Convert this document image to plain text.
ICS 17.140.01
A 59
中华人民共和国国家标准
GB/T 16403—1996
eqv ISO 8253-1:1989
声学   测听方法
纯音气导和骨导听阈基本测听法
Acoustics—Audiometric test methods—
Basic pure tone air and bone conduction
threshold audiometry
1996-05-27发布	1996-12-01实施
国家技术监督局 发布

--

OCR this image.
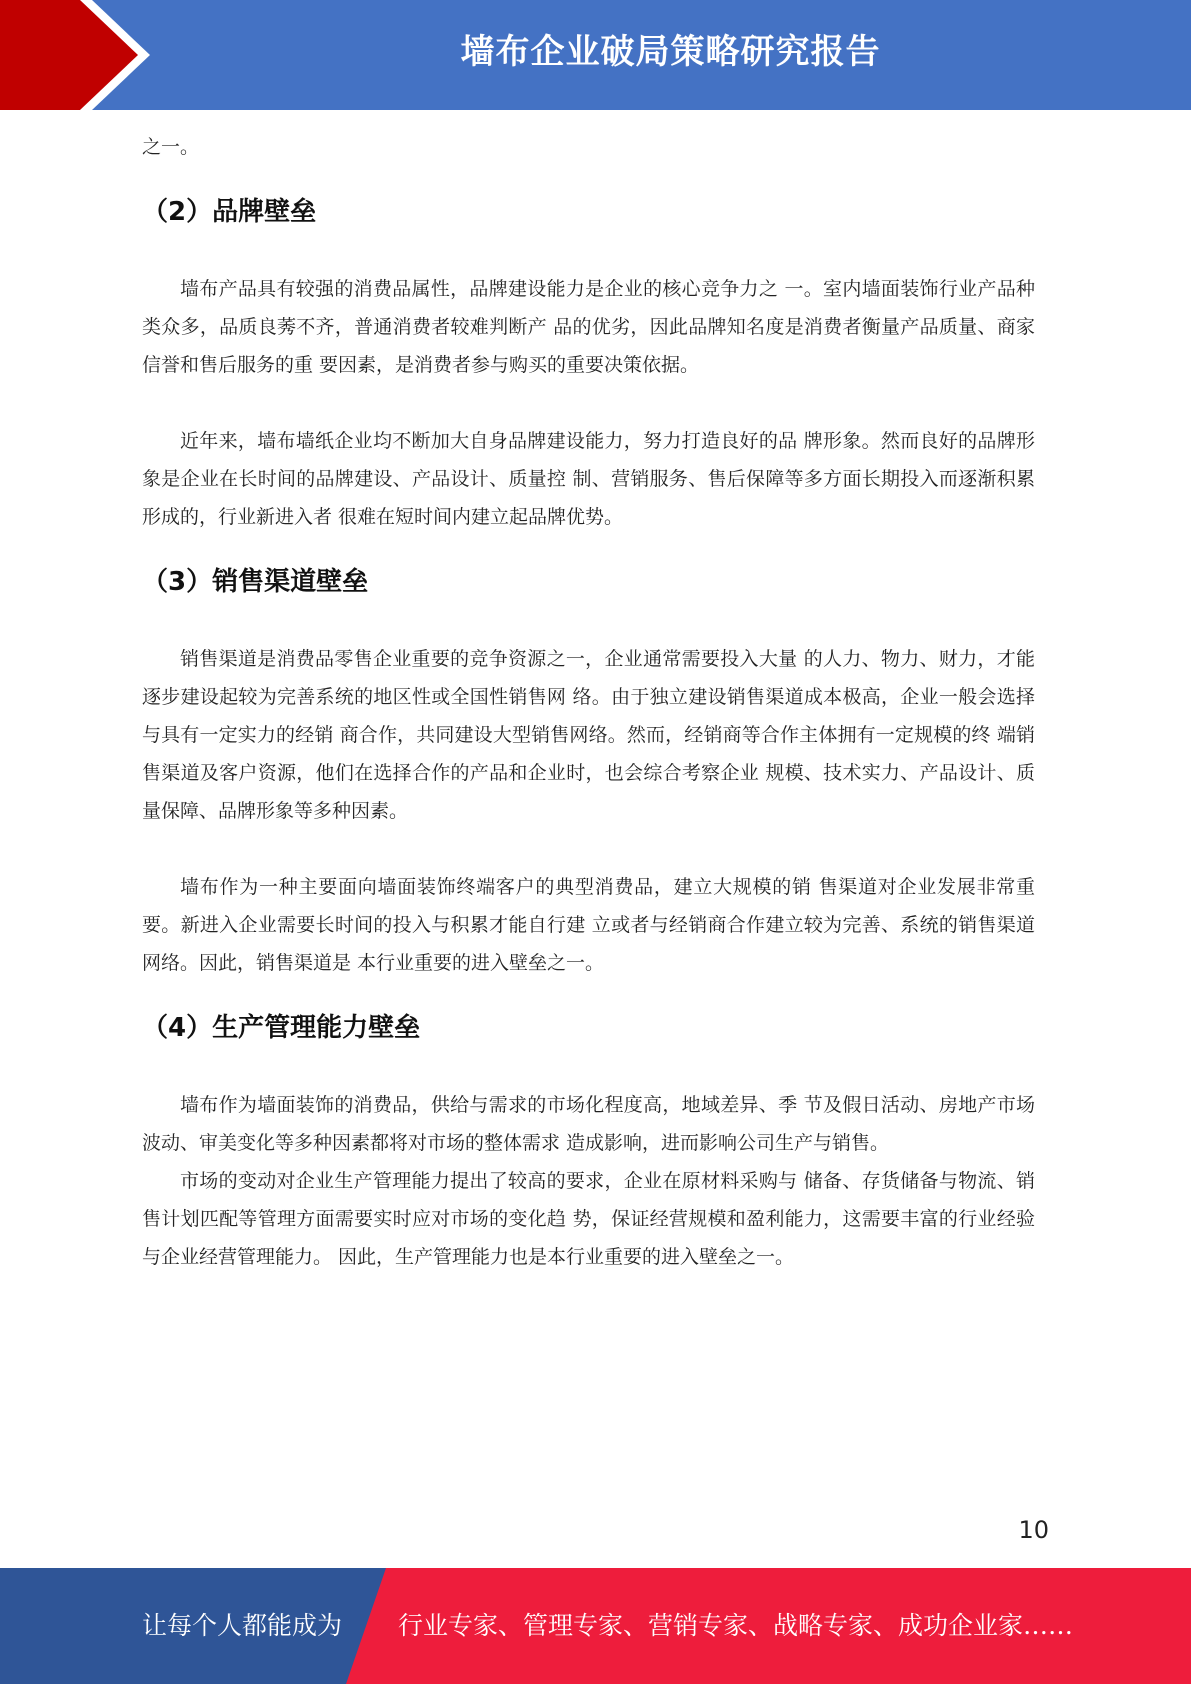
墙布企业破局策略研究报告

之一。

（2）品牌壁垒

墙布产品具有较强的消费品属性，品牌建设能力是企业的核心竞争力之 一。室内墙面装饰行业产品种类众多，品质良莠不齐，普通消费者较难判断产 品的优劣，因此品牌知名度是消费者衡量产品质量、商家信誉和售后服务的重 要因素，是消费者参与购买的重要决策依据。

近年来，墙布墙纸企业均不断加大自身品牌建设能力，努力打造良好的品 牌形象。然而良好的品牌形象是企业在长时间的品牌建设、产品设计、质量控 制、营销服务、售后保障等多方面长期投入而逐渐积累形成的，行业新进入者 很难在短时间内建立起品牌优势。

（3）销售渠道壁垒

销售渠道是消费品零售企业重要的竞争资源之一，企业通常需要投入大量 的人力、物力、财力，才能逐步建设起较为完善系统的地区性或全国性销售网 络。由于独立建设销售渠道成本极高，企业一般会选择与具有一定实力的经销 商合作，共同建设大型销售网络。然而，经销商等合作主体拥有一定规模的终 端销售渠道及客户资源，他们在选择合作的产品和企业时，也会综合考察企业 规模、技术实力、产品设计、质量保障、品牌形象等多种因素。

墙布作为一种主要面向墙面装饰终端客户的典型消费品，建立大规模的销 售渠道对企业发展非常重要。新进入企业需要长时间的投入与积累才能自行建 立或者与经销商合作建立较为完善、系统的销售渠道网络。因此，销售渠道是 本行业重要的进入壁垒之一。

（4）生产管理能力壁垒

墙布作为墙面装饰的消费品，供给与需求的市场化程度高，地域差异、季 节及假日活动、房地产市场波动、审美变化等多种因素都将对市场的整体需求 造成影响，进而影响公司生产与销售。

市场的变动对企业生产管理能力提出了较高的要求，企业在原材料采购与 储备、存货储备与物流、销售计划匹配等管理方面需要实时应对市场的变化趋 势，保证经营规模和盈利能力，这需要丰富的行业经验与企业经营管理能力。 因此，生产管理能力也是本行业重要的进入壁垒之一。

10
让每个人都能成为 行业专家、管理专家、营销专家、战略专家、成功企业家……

> Given task
Every line in the data above that contains "image" needs to be copied.

> Final result
Convert this document image to plain text.
OCR this image.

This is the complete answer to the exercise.